> _Exercise objective_: Write out the records word for word, with no pictures.

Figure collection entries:
+ + + + + + +
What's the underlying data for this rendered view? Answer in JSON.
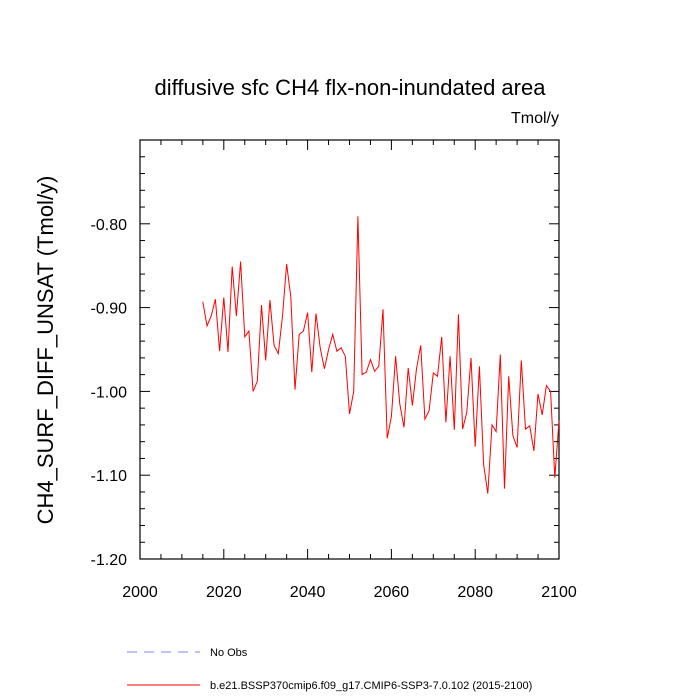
{
  "chart_data": {
    "type": "line",
    "title": "diffusive sfc CH4 flx-non-inundated area",
    "units_label": "Tmol/y",
    "ylabel": "CH4_SURF_DIFF_UNSAT  (Tmol/y)",
    "xlabel": "",
    "xlim": [
      2000,
      2100
    ],
    "ylim": [
      -1.2,
      -0.7
    ],
    "x_ticks": [
      2000,
      2020,
      2040,
      2060,
      2080,
      2100
    ],
    "x_tick_labels": [
      "2000",
      "2020",
      "2040",
      "2060",
      "2080",
      "2100"
    ],
    "y_ticks": [
      -1.2,
      -1.1,
      -1.0,
      -0.9,
      -0.8
    ],
    "y_tick_labels": [
      "-1.20",
      "-1.10",
      "-1.00",
      "-0.90",
      "-0.80"
    ],
    "grid": false,
    "legend_position": "bottom",
    "series": [
      {
        "name": "b.e21.BSSP370cmip6.f09_g17.CMIP6-SSP3-7.0.102 (2015-2100)",
        "color": "#ff0000",
        "style": "solid",
        "x": [
          2015,
          2016,
          2017,
          2018,
          2019,
          2020,
          2021,
          2022,
          2023,
          2024,
          2025,
          2026,
          2027,
          2028,
          2029,
          2030,
          2031,
          2032,
          2033,
          2034,
          2035,
          2036,
          2037,
          2038,
          2039,
          2040,
          2041,
          2042,
          2043,
          2044,
          2045,
          2046,
          2047,
          2048,
          2049,
          2050,
          2051,
          2052,
          2053,
          2054,
          2055,
          2056,
          2057,
          2058,
          2059,
          2060,
          2061,
          2062,
          2063,
          2064,
          2065,
          2066,
          2067,
          2068,
          2069,
          2070,
          2071,
          2072,
          2073,
          2074,
          2075,
          2076,
          2077,
          2078,
          2079,
          2080,
          2081,
          2082,
          2083,
          2084,
          2085,
          2086,
          2087,
          2088,
          2089,
          2090,
          2091,
          2092,
          2093,
          2094,
          2095,
          2096,
          2097,
          2098,
          2099,
          2100
        ],
        "values": [
          -0.893,
          -0.922,
          -0.91,
          -0.89,
          -0.952,
          -0.888,
          -0.953,
          -0.851,
          -0.91,
          -0.845,
          -0.935,
          -0.928,
          -1.0,
          -0.988,
          -0.897,
          -0.963,
          -0.891,
          -0.945,
          -0.955,
          -0.91,
          -0.848,
          -0.887,
          -0.998,
          -0.932,
          -0.928,
          -0.906,
          -0.977,
          -0.907,
          -0.948,
          -0.973,
          -0.95,
          -0.932,
          -0.952,
          -0.948,
          -0.958,
          -1.027,
          -1.0,
          -0.791,
          -0.98,
          -0.977,
          -0.962,
          -0.976,
          -0.97,
          -0.902,
          -1.056,
          -1.03,
          -0.958,
          -1.015,
          -1.043,
          -0.972,
          -1.017,
          -0.973,
          -0.945,
          -1.033,
          -1.023,
          -0.978,
          -0.982,
          -0.935,
          -1.037,
          -0.958,
          -1.046,
          -0.908,
          -1.045,
          -1.025,
          -0.96,
          -1.066,
          -0.97,
          -1.087,
          -1.122,
          -1.04,
          -1.048,
          -0.956,
          -1.116,
          -0.982,
          -1.053,
          -1.067,
          -0.963,
          -1.045,
          -1.041,
          -1.071,
          -1.003,
          -1.028,
          -0.993,
          -1.0,
          -1.103,
          -1.035
        ]
      }
    ],
    "legend": [
      {
        "label": "No Obs",
        "color": "#8080ff",
        "style": "dashed"
      },
      {
        "label": "b.e21.BSSP370cmip6.f09_g17.CMIP6-SSP3-7.0.102 (2015-2100)",
        "color": "#ff0000",
        "style": "solid"
      }
    ]
  }
}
+ + + + + + +
> _Correct response_:
What's the underlying data for this rendered view? Answer in JSON.
{
  "chart_data": {
    "type": "line",
    "title": "diffusive sfc CH4 flx-non-inundated area",
    "units_label": "Tmol/y",
    "ylabel": "CH4_SURF_DIFF_UNSAT  (Tmol/y)",
    "xlabel": "",
    "xlim": [
      2000,
      2100
    ],
    "ylim": [
      -1.2,
      -0.7
    ],
    "x_ticks": [
      2000,
      2020,
      2040,
      2060,
      2080,
      2100
    ],
    "x_tick_labels": [
      "2000",
      "2020",
      "2040",
      "2060",
      "2080",
      "2100"
    ],
    "y_ticks": [
      -1.2,
      -1.1,
      -1.0,
      -0.9,
      -0.8
    ],
    "y_tick_labels": [
      "-1.20",
      "-1.10",
      "-1.00",
      "-0.90",
      "-0.80"
    ],
    "grid": false,
    "legend_position": "bottom",
    "series": [
      {
        "name": "b.e21.BSSP370cmip6.f09_g17.CMIP6-SSP3-7.0.102 (2015-2100)",
        "color": "#ff0000",
        "style": "solid",
        "x": [
          2015,
          2016,
          2017,
          2018,
          2019,
          2020,
          2021,
          2022,
          2023,
          2024,
          2025,
          2026,
          2027,
          2028,
          2029,
          2030,
          2031,
          2032,
          2033,
          2034,
          2035,
          2036,
          2037,
          2038,
          2039,
          2040,
          2041,
          2042,
          2043,
          2044,
          2045,
          2046,
          2047,
          2048,
          2049,
          2050,
          2051,
          2052,
          2053,
          2054,
          2055,
          2056,
          2057,
          2058,
          2059,
          2060,
          2061,
          2062,
          2063,
          2064,
          2065,
          2066,
          2067,
          2068,
          2069,
          2070,
          2071,
          2072,
          2073,
          2074,
          2075,
          2076,
          2077,
          2078,
          2079,
          2080,
          2081,
          2082,
          2083,
          2084,
          2085,
          2086,
          2087,
          2088,
          2089,
          2090,
          2091,
          2092,
          2093,
          2094,
          2095,
          2096,
          2097,
          2098,
          2099,
          2100
        ],
        "values": [
          -0.893,
          -0.922,
          -0.91,
          -0.89,
          -0.952,
          -0.888,
          -0.953,
          -0.851,
          -0.91,
          -0.845,
          -0.935,
          -0.928,
          -1.0,
          -0.988,
          -0.897,
          -0.963,
          -0.891,
          -0.945,
          -0.955,
          -0.91,
          -0.848,
          -0.887,
          -0.998,
          -0.932,
          -0.928,
          -0.906,
          -0.977,
          -0.907,
          -0.948,
          -0.973,
          -0.95,
          -0.932,
          -0.952,
          -0.948,
          -0.958,
          -1.027,
          -1.0,
          -0.791,
          -0.98,
          -0.977,
          -0.962,
          -0.976,
          -0.97,
          -0.902,
          -1.056,
          -1.03,
          -0.958,
          -1.015,
          -1.043,
          -0.972,
          -1.017,
          -0.973,
          -0.945,
          -1.033,
          -1.023,
          -0.978,
          -0.982,
          -0.935,
          -1.037,
          -0.958,
          -1.046,
          -0.908,
          -1.045,
          -1.025,
          -0.96,
          -1.066,
          -0.97,
          -1.087,
          -1.122,
          -1.04,
          -1.048,
          -0.956,
          -1.116,
          -0.982,
          -1.053,
          -1.067,
          -0.963,
          -1.045,
          -1.041,
          -1.071,
          -1.003,
          -1.028,
          -0.993,
          -1.0,
          -1.103,
          -1.035
        ]
      }
    ],
    "legend": [
      {
        "label": "No Obs",
        "color": "#8080ff",
        "style": "dashed"
      },
      {
        "label": "b.e21.BSSP370cmip6.f09_g17.CMIP6-SSP3-7.0.102 (2015-2100)",
        "color": "#ff0000",
        "style": "solid"
      }
    ]
  }
}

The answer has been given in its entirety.